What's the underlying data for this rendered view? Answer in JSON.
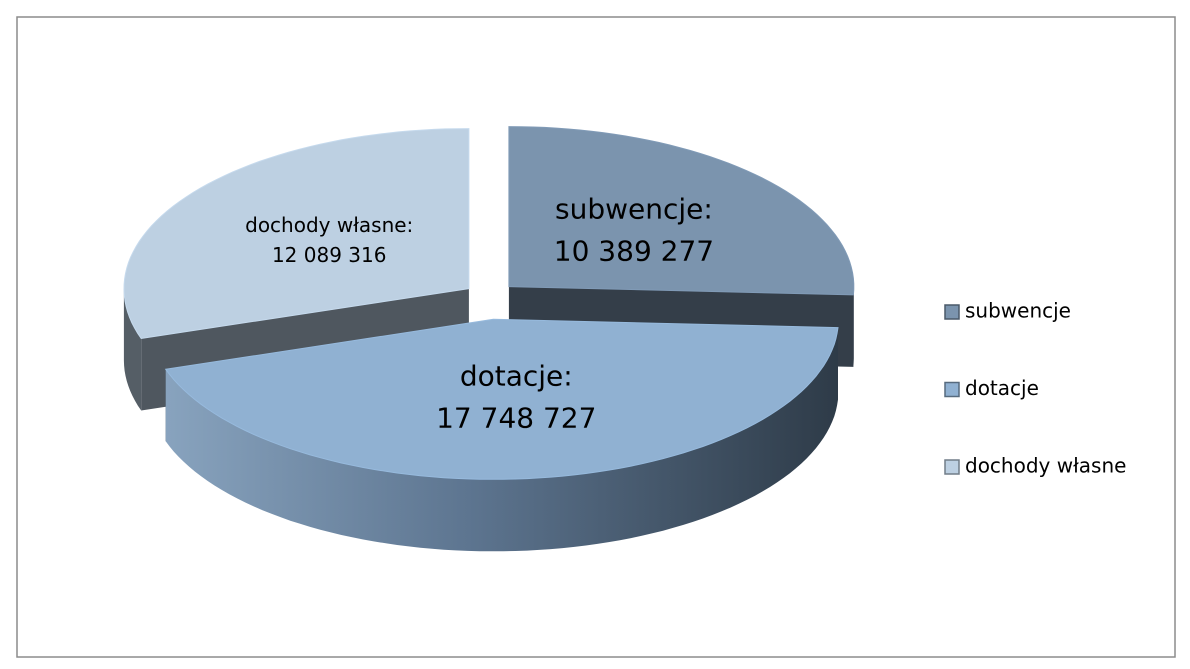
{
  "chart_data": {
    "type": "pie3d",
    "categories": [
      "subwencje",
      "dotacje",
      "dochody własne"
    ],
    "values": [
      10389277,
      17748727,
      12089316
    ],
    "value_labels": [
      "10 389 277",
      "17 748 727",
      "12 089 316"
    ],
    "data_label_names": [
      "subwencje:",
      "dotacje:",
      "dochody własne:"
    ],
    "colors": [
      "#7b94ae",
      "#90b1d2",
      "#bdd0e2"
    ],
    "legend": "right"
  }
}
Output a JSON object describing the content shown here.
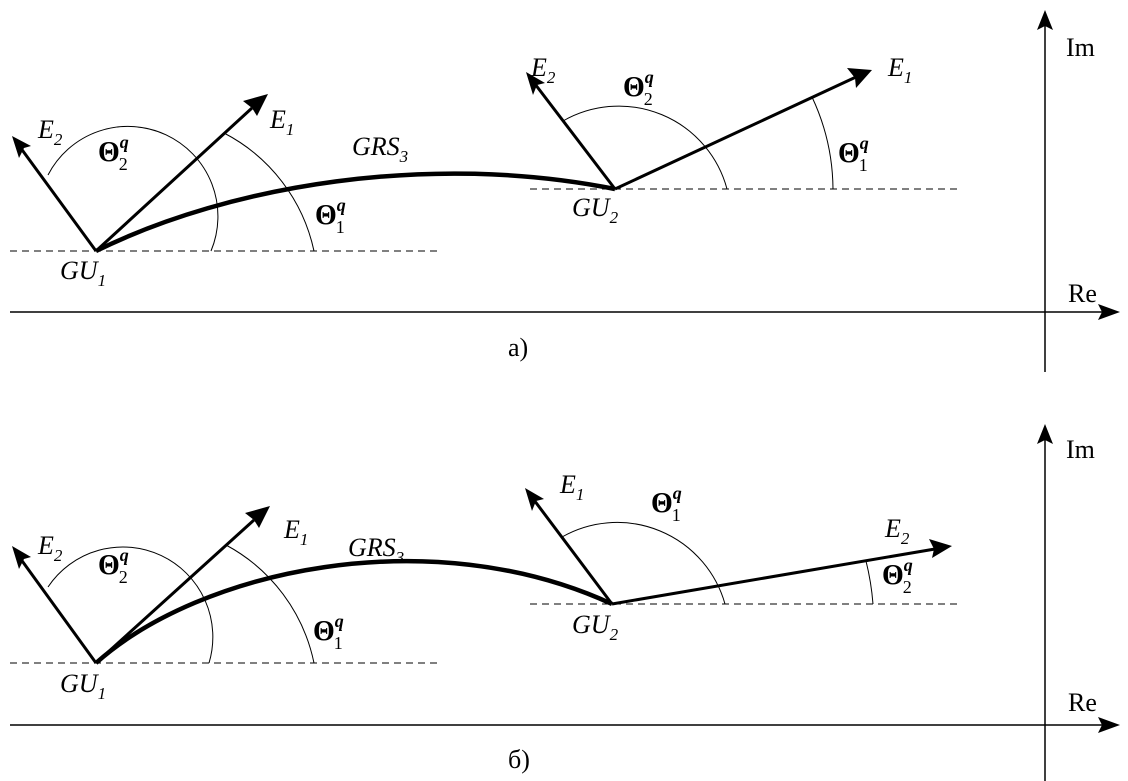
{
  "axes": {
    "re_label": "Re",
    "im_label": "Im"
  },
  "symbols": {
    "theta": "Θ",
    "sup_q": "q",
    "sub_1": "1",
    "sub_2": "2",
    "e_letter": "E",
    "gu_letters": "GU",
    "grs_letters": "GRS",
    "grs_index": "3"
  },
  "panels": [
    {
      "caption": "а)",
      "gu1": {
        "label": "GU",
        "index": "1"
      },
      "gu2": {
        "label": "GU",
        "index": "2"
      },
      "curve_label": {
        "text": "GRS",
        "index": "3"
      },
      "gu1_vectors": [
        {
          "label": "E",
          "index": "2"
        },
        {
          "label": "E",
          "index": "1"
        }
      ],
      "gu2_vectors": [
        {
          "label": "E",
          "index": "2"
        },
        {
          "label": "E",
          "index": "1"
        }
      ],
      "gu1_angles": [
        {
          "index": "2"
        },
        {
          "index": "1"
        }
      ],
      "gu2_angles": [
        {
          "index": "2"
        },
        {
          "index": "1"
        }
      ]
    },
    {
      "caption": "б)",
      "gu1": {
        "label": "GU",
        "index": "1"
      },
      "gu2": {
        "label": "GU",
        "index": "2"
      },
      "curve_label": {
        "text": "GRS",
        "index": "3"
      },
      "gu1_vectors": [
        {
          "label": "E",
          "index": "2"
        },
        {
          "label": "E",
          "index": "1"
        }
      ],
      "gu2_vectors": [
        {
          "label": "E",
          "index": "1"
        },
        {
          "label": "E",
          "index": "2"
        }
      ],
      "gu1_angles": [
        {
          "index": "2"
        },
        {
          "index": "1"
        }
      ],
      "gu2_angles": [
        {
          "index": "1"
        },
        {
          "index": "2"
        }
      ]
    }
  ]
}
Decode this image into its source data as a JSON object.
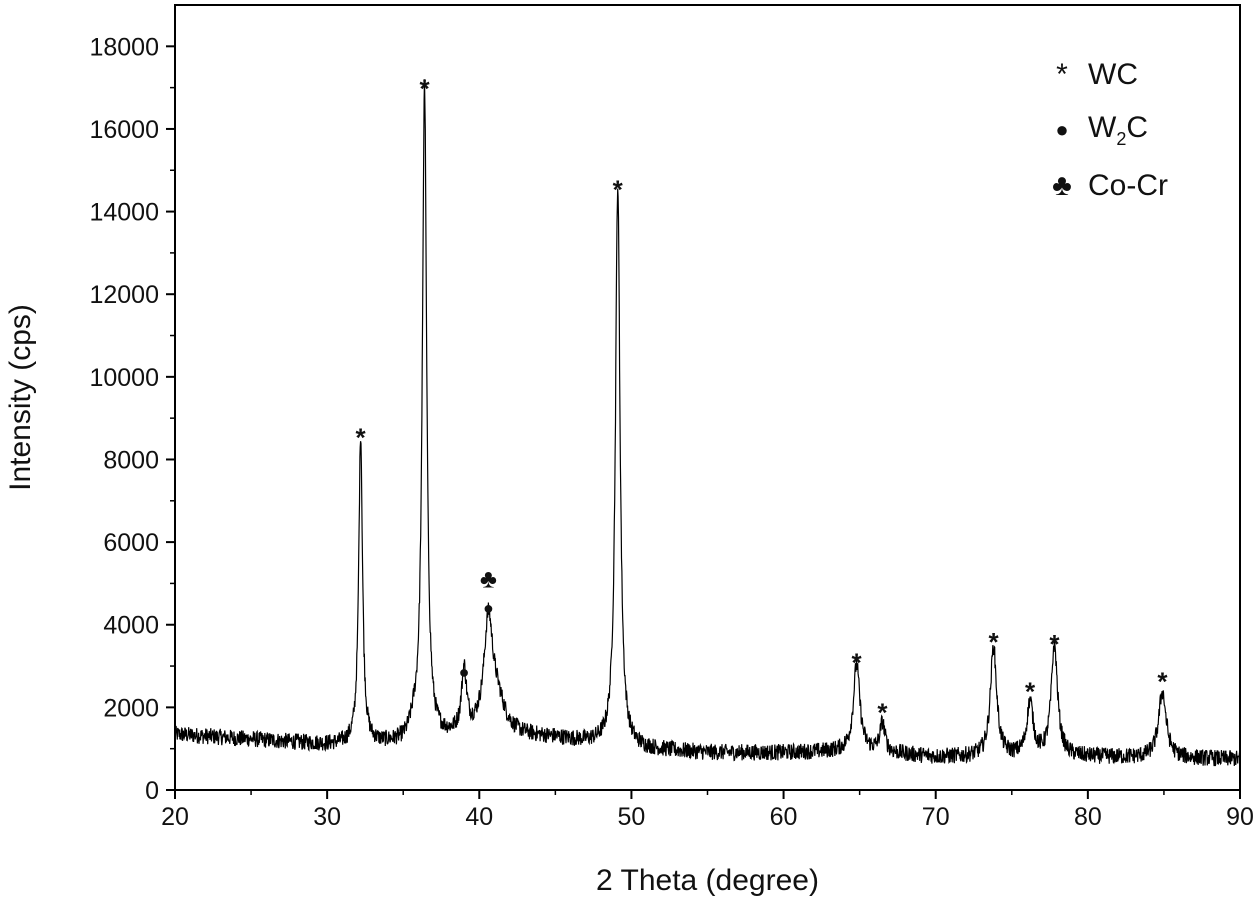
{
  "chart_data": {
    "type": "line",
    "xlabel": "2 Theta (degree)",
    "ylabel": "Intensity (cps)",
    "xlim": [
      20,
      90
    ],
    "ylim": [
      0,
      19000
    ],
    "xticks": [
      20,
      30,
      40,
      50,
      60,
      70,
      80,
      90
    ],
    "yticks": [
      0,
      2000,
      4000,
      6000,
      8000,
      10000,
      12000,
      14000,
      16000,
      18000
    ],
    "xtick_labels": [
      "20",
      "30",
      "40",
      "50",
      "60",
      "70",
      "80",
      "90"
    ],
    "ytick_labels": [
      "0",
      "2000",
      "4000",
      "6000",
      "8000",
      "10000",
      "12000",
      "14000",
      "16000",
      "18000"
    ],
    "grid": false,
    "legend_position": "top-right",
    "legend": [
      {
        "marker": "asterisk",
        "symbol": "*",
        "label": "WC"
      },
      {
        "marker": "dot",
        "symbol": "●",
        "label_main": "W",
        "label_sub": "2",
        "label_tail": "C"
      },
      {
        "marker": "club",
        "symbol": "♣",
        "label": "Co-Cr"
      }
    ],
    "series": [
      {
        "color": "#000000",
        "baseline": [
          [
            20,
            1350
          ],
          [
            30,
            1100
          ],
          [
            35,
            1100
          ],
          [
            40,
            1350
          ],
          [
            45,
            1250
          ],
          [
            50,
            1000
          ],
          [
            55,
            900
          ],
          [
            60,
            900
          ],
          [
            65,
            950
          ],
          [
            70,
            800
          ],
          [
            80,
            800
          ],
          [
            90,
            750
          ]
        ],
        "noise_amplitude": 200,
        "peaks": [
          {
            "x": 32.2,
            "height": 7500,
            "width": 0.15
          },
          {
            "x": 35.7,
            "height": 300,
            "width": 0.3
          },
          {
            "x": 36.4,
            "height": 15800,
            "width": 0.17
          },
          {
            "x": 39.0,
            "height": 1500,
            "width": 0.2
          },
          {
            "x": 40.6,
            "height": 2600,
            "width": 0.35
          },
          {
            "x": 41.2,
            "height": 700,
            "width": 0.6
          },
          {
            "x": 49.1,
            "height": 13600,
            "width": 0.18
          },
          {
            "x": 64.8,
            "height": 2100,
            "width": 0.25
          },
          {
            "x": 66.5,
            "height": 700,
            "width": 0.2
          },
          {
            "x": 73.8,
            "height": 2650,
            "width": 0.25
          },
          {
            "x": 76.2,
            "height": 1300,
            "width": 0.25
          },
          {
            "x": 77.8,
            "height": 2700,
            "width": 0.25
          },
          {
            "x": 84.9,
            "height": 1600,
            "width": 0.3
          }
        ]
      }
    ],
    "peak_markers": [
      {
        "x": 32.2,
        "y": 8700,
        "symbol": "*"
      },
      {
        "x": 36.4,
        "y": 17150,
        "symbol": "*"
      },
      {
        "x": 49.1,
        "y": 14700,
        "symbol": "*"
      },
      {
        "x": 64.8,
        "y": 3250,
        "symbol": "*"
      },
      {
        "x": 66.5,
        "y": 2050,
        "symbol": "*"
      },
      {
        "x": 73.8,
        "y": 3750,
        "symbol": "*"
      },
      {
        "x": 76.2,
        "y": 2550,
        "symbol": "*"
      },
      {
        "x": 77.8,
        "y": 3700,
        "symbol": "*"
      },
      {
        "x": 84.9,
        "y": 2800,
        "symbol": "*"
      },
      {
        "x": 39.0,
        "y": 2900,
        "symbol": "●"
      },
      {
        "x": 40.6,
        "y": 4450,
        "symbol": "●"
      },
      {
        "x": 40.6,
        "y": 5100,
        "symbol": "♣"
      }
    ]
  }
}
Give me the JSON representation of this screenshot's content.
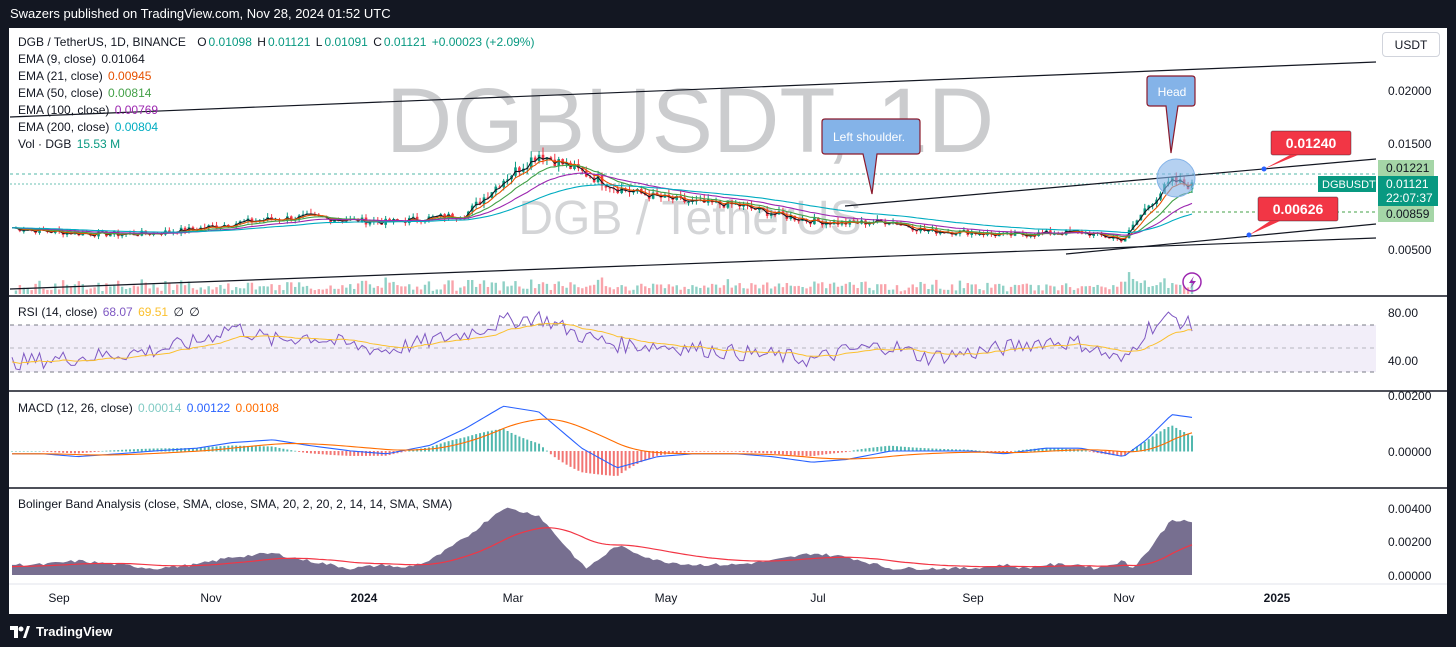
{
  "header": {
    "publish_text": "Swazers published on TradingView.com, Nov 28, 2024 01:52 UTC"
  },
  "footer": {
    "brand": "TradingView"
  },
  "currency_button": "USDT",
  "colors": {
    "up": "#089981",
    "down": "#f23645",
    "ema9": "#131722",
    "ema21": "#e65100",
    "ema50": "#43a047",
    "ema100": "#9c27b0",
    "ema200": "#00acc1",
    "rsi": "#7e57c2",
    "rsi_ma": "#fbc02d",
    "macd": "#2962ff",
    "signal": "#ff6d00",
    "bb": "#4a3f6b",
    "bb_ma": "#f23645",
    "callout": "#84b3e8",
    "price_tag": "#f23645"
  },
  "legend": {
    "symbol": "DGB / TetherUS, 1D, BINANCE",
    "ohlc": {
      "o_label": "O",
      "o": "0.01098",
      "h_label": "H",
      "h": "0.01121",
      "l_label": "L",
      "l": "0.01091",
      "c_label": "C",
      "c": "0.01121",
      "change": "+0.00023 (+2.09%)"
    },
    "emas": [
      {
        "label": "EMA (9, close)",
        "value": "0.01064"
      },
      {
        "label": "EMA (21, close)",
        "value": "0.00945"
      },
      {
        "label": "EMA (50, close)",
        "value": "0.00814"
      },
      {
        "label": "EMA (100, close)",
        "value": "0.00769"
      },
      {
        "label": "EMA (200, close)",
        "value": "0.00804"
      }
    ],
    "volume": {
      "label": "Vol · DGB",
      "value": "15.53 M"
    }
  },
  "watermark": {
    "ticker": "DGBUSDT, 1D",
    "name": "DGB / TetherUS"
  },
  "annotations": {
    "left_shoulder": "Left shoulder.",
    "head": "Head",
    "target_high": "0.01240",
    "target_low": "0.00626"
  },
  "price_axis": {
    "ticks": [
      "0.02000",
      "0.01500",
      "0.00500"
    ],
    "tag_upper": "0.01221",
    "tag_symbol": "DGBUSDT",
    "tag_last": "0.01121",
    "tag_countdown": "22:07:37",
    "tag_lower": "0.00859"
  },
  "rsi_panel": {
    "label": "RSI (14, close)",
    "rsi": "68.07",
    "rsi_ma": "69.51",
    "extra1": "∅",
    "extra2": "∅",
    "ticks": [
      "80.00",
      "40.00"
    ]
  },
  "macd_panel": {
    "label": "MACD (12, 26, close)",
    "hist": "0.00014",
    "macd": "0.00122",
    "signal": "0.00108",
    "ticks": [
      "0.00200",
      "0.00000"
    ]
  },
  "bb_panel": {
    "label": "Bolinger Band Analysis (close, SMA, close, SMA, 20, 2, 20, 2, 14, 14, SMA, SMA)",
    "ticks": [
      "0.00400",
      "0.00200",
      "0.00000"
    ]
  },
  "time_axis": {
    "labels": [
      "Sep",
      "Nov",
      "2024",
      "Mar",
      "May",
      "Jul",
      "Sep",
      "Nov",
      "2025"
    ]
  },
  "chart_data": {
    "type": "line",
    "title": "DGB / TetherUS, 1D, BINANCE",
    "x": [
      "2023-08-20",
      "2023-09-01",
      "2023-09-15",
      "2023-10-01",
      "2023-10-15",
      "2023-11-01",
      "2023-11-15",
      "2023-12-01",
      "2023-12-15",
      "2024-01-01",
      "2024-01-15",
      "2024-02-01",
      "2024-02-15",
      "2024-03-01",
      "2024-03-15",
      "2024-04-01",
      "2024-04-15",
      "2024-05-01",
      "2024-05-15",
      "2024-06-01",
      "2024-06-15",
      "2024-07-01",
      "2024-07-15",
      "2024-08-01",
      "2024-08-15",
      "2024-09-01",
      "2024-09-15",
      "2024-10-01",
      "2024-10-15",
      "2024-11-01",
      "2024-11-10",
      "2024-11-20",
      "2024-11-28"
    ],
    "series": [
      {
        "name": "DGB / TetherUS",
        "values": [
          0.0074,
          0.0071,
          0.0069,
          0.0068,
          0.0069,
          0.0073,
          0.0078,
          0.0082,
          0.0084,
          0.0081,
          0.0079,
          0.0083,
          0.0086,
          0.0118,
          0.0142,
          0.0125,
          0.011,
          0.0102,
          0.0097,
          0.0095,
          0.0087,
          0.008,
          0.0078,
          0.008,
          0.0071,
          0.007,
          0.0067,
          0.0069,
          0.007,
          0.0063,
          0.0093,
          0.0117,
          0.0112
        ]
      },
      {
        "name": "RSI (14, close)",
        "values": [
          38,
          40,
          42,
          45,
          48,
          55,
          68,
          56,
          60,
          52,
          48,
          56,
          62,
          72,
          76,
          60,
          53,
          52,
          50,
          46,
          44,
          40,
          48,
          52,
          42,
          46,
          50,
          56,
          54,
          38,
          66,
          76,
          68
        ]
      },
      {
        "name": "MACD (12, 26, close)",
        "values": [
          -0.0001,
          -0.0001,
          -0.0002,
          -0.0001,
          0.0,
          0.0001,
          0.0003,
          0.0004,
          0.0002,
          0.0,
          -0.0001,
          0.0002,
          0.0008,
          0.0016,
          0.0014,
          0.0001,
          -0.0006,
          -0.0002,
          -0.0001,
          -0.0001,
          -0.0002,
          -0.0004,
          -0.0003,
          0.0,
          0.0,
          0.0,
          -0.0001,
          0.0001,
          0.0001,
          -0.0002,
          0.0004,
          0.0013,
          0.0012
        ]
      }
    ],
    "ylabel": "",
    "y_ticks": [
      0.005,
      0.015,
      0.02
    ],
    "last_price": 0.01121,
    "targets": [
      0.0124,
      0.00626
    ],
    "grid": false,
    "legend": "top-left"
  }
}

::::::::

## Problem
Report how many lines in these entries contain "object". Answer with the number only.

## Solution for this problem
2